▸ **SET TASK**: Copy each line holding the string "JSON".

▸ **DATASET EXCERPTS**:
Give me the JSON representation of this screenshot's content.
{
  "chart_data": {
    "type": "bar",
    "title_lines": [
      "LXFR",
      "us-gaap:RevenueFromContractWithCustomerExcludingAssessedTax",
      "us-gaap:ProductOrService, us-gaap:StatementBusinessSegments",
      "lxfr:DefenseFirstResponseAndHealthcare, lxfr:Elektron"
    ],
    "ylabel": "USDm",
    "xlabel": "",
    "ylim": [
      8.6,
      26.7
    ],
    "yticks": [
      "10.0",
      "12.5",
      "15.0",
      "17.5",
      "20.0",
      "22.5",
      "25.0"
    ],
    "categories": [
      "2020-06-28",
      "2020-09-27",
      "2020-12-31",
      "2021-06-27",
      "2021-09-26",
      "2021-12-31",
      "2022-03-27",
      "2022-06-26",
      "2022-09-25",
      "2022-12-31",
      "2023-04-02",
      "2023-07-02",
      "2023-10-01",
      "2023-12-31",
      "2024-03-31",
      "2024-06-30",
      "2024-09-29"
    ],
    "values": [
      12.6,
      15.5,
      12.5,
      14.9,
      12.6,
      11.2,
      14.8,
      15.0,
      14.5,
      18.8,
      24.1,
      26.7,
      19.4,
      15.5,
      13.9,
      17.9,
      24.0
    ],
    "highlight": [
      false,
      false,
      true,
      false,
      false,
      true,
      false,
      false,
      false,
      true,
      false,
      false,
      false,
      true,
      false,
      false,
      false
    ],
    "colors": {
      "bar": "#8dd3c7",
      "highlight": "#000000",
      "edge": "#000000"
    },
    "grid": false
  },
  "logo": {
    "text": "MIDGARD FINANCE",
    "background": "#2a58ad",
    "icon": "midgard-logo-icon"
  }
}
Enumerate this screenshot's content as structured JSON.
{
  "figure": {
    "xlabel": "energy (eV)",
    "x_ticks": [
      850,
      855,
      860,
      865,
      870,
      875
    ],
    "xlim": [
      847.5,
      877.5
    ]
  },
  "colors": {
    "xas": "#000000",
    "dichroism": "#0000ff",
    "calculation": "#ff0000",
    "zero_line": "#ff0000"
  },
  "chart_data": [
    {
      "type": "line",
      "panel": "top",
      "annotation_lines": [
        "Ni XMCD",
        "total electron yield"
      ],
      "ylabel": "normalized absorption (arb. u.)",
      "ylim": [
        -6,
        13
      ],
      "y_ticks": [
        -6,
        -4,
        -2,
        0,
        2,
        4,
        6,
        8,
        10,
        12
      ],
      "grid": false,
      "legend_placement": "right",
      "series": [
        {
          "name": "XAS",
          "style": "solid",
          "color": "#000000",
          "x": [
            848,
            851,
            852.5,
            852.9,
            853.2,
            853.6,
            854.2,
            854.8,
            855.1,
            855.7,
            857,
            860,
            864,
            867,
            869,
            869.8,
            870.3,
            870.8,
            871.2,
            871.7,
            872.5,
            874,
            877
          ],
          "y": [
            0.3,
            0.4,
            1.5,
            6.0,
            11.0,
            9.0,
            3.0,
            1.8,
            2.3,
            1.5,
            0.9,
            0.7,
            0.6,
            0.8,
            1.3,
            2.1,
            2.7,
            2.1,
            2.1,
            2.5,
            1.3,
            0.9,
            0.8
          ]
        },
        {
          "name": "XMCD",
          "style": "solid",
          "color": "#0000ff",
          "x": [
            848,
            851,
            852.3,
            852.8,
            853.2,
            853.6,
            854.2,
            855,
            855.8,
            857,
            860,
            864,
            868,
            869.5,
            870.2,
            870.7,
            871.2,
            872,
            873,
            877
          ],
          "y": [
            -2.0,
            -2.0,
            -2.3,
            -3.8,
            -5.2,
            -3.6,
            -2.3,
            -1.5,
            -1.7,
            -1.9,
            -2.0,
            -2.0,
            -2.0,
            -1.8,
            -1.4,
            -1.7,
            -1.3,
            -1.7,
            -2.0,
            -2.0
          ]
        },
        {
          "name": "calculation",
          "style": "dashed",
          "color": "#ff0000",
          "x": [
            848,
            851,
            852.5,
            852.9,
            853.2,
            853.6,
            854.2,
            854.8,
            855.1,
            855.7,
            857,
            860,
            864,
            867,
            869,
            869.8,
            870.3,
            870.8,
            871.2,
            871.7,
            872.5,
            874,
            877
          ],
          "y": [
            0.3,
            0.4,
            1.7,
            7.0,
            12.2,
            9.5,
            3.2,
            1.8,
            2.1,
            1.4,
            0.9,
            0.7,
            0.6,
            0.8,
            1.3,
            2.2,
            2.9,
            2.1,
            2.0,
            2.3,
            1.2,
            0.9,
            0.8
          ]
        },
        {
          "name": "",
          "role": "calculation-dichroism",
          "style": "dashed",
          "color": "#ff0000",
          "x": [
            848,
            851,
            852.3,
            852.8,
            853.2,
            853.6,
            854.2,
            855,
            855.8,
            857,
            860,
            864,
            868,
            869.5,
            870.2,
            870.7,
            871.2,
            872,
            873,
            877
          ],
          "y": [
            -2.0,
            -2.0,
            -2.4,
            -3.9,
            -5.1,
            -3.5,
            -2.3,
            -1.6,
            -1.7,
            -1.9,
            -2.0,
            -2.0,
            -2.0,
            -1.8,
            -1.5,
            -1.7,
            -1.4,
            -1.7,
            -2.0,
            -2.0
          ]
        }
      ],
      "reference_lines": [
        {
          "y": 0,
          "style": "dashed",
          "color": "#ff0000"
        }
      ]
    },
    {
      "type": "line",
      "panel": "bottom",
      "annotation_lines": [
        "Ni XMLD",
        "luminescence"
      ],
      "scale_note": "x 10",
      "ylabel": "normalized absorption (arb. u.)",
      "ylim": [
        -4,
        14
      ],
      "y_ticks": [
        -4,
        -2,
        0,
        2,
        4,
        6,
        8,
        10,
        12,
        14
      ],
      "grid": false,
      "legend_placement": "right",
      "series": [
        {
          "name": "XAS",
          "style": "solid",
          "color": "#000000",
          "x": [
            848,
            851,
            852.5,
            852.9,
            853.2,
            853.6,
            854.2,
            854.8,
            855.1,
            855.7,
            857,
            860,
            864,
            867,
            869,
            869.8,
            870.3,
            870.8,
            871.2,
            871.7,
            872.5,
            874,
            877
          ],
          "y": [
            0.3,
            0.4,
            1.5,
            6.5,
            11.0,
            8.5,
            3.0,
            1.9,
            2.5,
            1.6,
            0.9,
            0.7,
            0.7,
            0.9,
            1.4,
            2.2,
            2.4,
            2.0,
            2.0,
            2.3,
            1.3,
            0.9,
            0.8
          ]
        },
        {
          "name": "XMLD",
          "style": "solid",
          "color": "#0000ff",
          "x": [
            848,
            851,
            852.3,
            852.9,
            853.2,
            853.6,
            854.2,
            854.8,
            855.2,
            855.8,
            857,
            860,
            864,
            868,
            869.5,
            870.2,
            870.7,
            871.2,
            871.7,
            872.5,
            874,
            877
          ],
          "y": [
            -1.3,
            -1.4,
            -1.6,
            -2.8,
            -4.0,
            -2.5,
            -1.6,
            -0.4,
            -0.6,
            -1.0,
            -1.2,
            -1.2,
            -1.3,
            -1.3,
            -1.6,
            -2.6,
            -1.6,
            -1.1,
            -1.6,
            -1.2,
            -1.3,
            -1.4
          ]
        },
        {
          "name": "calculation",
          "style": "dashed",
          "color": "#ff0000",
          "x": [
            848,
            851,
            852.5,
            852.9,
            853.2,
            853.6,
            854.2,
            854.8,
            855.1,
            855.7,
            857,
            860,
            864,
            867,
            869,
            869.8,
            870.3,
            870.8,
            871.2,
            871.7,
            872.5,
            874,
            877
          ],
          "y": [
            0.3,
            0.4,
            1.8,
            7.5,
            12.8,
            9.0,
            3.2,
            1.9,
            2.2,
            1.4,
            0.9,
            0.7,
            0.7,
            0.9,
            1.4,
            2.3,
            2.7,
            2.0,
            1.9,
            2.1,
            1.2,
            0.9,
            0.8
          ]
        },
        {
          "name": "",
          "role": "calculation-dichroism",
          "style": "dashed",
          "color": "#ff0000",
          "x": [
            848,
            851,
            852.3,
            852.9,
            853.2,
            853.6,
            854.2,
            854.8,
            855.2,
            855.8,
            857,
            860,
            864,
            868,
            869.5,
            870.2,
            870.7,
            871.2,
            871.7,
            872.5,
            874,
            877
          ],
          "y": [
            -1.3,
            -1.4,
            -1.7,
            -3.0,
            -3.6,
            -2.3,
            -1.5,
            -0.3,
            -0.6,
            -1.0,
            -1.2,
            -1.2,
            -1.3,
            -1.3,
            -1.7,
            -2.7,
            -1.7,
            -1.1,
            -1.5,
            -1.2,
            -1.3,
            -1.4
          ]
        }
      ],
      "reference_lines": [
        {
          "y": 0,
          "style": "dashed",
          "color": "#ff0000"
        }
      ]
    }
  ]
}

▸ **EXERCISE RESULT**:
Give me the JSON representation of this screenshot's content.
Enumerate this screenshot's content as structured JSON.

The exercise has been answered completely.